[Records from a collection]
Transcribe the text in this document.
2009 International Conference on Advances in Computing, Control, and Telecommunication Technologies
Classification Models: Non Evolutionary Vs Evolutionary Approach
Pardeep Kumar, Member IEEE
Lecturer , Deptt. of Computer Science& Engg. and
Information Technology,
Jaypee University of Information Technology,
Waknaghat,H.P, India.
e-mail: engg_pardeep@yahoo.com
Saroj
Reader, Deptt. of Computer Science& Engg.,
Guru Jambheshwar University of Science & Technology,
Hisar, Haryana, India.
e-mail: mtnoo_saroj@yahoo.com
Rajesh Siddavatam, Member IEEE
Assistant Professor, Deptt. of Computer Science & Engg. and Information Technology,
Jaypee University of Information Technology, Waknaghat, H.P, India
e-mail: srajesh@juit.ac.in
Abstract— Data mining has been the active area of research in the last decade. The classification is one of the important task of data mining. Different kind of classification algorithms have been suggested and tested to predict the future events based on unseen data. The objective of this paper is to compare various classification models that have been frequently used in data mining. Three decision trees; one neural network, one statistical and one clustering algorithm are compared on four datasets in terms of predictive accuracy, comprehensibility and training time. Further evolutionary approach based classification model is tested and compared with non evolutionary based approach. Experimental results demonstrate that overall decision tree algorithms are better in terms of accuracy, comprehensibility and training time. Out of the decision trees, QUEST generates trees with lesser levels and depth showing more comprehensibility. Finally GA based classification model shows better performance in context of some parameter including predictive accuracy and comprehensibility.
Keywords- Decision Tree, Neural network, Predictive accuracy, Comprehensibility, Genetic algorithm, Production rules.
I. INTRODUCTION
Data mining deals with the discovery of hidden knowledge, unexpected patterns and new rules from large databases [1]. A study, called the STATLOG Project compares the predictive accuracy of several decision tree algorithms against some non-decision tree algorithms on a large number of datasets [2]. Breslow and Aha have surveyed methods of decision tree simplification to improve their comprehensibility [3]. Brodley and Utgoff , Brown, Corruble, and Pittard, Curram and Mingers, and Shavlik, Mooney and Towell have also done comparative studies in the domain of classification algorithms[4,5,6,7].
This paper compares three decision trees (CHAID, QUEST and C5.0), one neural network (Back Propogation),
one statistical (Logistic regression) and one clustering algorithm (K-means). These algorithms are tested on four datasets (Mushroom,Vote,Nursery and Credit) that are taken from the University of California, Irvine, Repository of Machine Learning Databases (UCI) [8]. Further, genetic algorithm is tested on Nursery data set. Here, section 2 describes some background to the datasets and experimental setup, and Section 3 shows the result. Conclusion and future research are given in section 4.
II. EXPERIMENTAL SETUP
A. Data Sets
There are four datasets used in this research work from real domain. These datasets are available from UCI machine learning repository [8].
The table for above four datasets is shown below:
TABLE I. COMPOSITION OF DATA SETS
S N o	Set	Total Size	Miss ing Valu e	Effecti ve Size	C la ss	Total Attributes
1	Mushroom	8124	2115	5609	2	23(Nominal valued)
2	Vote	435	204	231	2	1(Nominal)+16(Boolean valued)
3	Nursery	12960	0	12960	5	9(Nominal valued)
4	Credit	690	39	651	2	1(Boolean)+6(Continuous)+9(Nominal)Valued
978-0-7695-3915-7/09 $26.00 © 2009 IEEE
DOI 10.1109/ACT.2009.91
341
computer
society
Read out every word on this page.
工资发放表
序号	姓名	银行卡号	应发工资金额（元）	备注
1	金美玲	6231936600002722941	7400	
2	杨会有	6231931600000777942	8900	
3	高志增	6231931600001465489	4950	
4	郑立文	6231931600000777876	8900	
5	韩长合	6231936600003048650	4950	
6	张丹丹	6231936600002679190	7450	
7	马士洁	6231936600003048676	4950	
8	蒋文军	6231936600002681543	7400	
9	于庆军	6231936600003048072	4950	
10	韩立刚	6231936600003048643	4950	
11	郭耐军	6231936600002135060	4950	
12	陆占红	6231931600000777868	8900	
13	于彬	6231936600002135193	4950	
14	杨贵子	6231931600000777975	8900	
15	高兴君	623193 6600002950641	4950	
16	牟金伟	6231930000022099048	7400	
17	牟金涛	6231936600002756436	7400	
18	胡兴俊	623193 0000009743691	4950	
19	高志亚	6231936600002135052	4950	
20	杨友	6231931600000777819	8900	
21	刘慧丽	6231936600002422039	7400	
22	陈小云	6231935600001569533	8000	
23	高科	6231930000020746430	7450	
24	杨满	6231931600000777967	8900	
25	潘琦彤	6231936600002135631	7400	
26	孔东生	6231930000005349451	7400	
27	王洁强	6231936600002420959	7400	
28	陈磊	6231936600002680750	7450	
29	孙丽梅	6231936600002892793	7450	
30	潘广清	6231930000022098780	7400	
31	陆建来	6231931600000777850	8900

WRITTEN TASK —
Copy out every line in the entries above that holds "Technology".

TASK RESULT —
Information Technology,
Jaypee University of Information Technology,
Guru Jambheshwar University of Science & Technology,
Assistant Professor, Deptt. of Computer Science & Engg. and Information Technology,
Jaypee University of Information Technology, Waknaghat, H.P, India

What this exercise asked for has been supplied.